_Prompt:_
Only the number is wanted: how many lines contain the word "Ardoise"?

_Extracted information:_
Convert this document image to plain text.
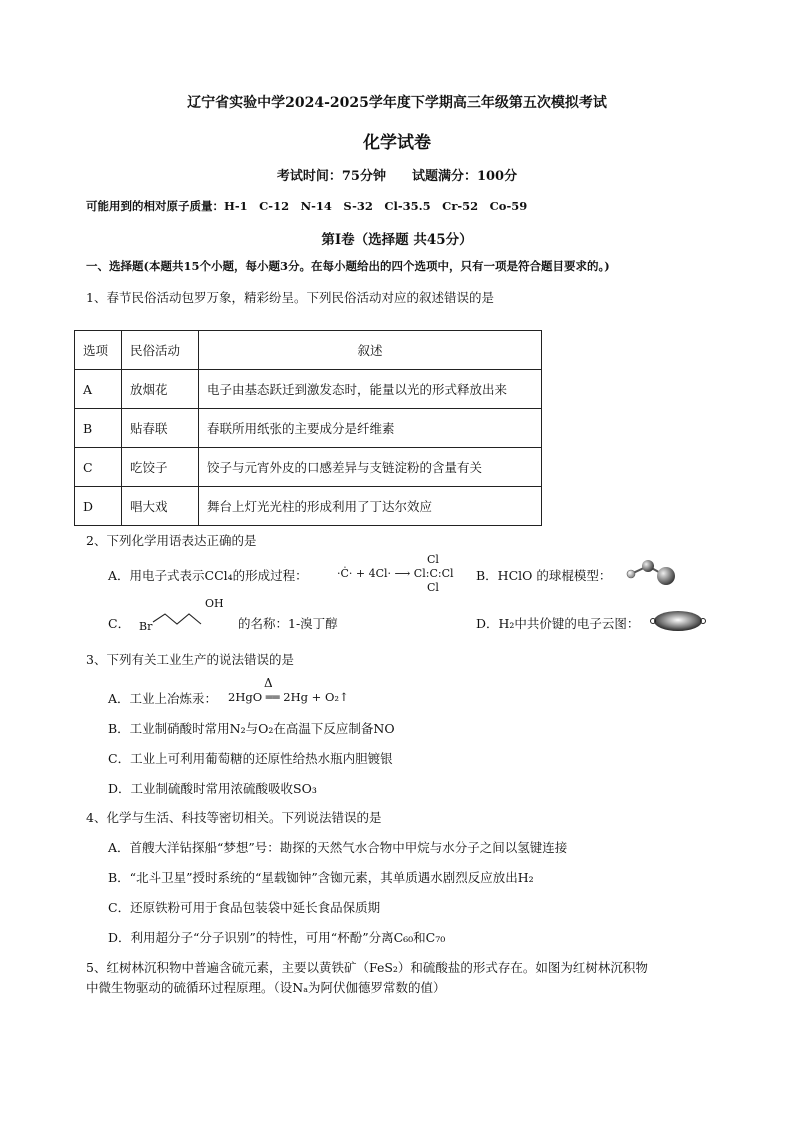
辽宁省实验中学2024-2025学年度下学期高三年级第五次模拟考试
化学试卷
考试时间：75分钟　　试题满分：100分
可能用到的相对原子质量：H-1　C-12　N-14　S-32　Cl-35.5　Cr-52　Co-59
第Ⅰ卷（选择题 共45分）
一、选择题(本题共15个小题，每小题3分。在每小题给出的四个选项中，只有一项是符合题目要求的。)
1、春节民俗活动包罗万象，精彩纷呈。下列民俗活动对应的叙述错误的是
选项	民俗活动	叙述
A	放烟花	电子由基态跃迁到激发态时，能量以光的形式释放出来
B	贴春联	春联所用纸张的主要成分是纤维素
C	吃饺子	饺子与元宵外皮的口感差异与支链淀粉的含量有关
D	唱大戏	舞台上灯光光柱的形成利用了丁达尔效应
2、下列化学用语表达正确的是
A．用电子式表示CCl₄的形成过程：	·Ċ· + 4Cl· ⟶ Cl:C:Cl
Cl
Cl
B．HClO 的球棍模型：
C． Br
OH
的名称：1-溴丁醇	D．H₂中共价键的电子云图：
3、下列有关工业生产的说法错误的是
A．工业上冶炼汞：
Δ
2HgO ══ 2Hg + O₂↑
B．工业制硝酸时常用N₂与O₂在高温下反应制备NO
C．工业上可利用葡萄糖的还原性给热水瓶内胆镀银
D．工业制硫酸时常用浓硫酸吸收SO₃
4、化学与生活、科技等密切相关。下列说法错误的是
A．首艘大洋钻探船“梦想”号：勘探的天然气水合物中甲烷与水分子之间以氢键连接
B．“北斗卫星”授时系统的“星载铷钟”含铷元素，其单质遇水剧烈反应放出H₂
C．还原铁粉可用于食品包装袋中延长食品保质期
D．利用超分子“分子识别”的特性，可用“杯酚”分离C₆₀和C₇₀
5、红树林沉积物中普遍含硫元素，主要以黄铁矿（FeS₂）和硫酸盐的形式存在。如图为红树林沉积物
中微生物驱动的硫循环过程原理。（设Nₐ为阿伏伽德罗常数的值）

* * *

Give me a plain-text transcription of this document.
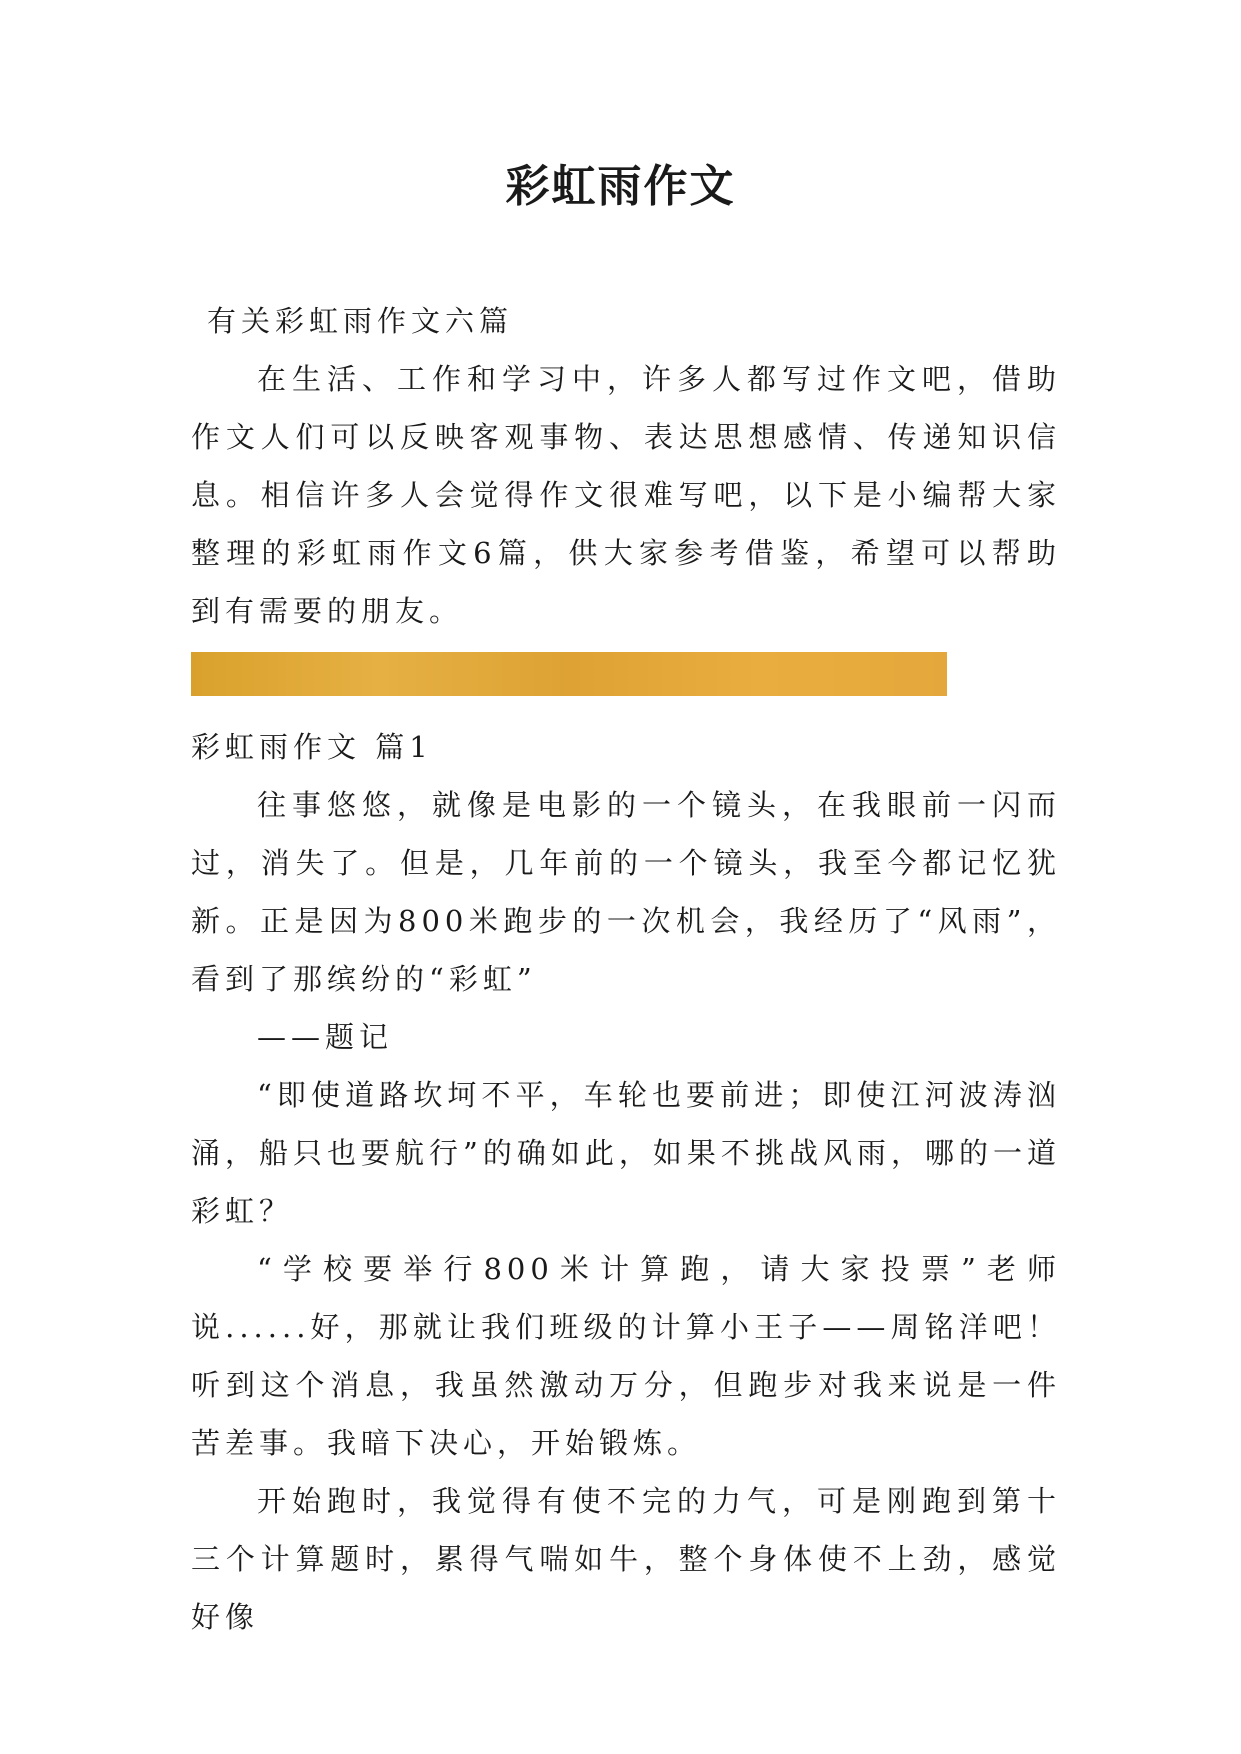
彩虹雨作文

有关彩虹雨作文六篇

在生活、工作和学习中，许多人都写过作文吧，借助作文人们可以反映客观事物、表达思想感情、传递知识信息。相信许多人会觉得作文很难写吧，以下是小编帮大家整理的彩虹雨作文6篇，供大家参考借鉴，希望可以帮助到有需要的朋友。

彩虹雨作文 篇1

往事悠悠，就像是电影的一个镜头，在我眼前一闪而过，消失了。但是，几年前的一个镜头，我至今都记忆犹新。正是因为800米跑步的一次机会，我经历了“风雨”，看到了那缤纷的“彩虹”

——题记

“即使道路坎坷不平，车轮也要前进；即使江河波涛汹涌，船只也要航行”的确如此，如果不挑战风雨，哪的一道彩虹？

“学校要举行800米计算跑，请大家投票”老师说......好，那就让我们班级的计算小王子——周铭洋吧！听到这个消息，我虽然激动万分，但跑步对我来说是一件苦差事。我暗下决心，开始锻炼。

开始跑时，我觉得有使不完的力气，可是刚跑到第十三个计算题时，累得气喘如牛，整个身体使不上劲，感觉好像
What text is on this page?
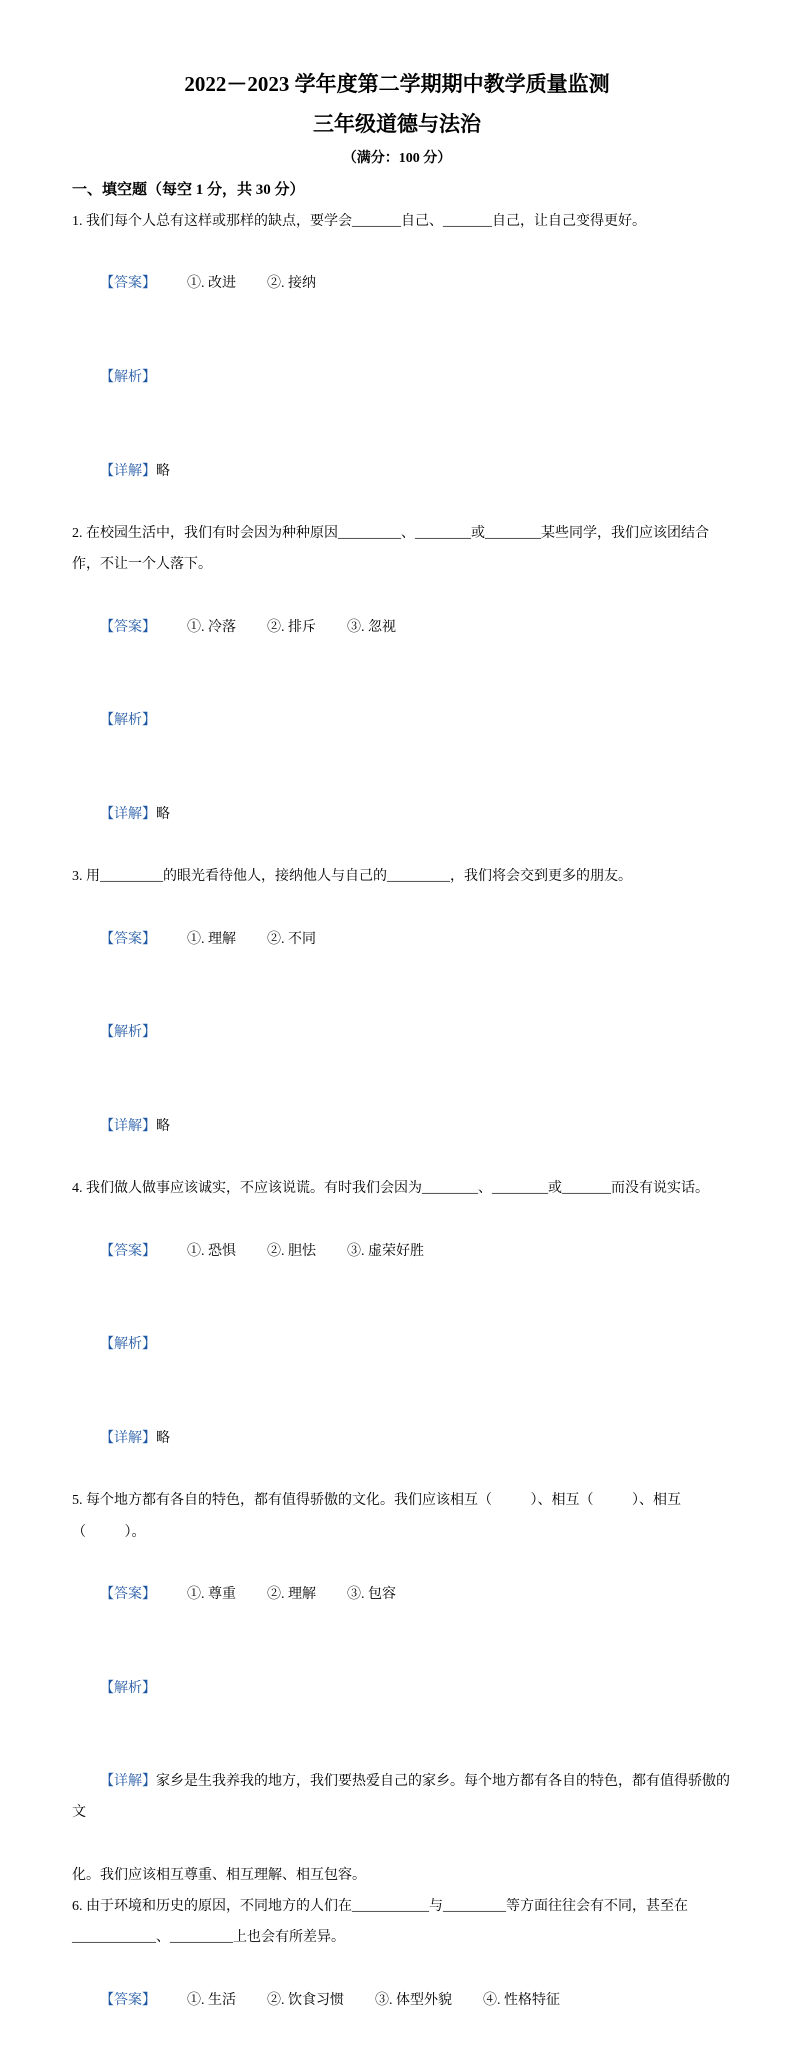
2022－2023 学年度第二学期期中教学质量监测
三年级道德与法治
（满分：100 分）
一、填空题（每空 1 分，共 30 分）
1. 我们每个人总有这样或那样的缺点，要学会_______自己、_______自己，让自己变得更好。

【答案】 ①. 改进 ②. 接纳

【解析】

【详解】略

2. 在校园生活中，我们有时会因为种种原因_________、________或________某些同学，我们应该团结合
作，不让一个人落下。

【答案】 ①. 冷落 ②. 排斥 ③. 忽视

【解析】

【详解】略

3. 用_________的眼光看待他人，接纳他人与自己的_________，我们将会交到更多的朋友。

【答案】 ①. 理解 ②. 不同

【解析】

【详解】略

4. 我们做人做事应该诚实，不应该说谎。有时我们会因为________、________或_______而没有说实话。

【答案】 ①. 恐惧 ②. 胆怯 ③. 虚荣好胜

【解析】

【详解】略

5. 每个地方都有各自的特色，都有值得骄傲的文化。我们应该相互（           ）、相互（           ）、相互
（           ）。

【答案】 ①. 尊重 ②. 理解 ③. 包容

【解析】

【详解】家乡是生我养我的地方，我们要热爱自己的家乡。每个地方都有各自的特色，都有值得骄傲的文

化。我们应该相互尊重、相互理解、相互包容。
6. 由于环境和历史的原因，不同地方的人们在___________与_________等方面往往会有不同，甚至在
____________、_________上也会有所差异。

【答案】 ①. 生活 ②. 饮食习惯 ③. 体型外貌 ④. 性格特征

---

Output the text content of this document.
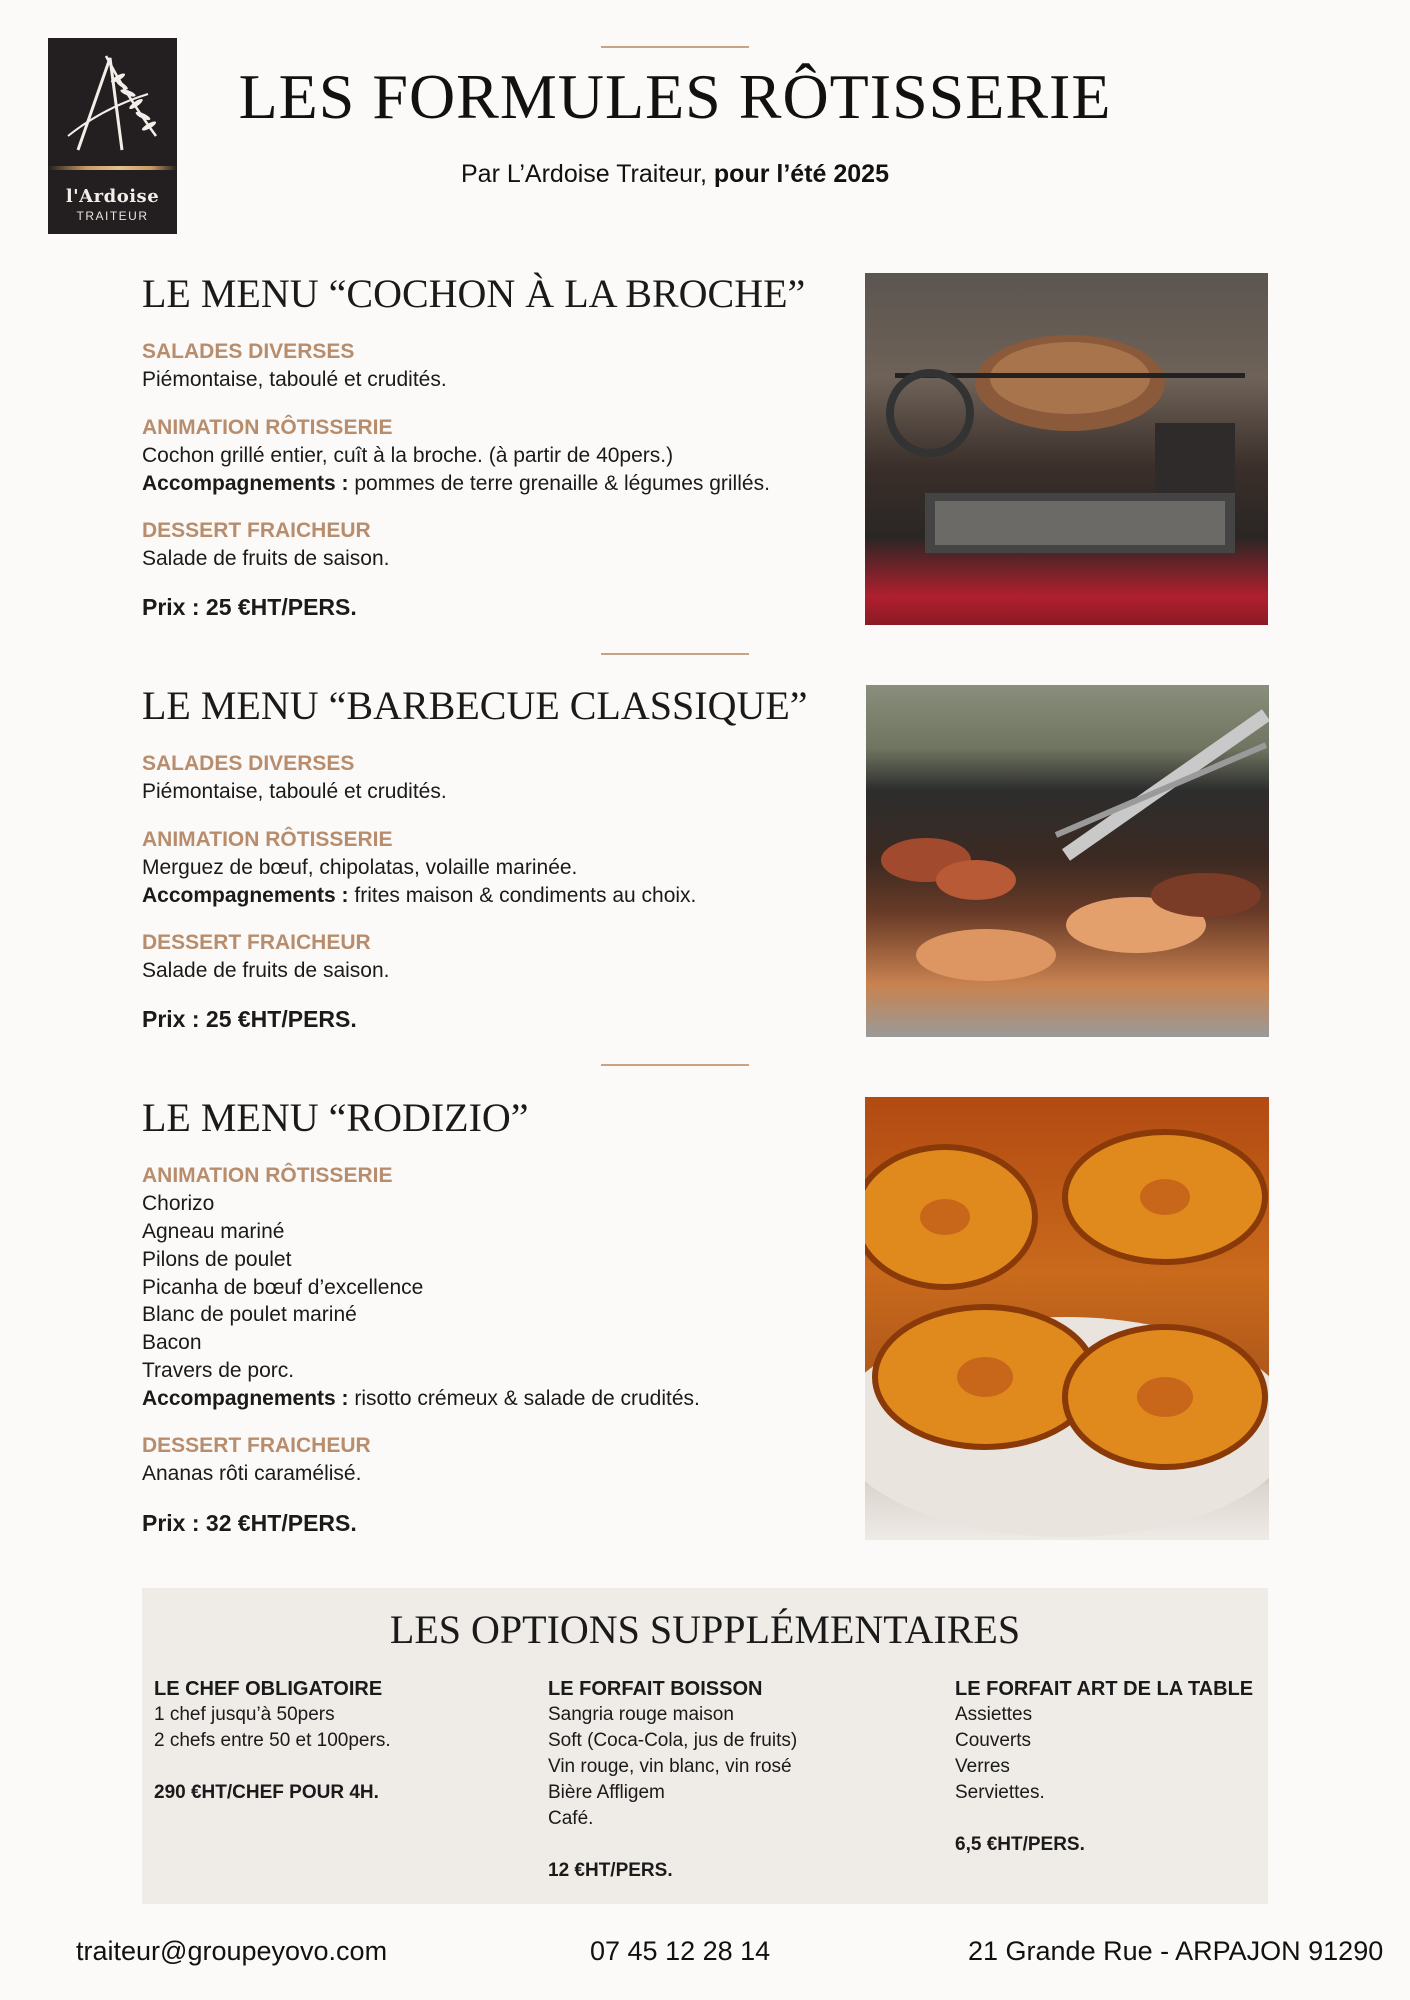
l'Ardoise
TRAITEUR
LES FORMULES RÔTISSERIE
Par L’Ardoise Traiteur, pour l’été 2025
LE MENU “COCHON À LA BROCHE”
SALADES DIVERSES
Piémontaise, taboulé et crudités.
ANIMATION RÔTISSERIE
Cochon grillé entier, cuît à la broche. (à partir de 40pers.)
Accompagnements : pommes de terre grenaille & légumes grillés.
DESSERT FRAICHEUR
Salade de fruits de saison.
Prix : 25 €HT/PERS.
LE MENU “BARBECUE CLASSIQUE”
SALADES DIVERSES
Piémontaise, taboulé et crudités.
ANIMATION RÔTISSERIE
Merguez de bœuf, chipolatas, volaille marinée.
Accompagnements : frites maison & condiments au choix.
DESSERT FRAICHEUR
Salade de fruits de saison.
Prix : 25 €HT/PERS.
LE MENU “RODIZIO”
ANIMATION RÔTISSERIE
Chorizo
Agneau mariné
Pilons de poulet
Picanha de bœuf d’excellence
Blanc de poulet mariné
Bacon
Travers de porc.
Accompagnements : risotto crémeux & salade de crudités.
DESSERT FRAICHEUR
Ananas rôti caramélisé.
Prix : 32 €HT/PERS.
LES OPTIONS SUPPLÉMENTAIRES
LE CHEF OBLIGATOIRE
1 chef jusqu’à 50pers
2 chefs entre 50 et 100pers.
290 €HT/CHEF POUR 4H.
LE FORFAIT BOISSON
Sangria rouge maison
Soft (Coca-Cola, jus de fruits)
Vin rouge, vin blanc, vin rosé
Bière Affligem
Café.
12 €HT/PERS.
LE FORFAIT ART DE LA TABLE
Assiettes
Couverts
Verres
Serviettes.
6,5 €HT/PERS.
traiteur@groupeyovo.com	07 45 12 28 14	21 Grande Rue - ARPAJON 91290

_Answer:_
2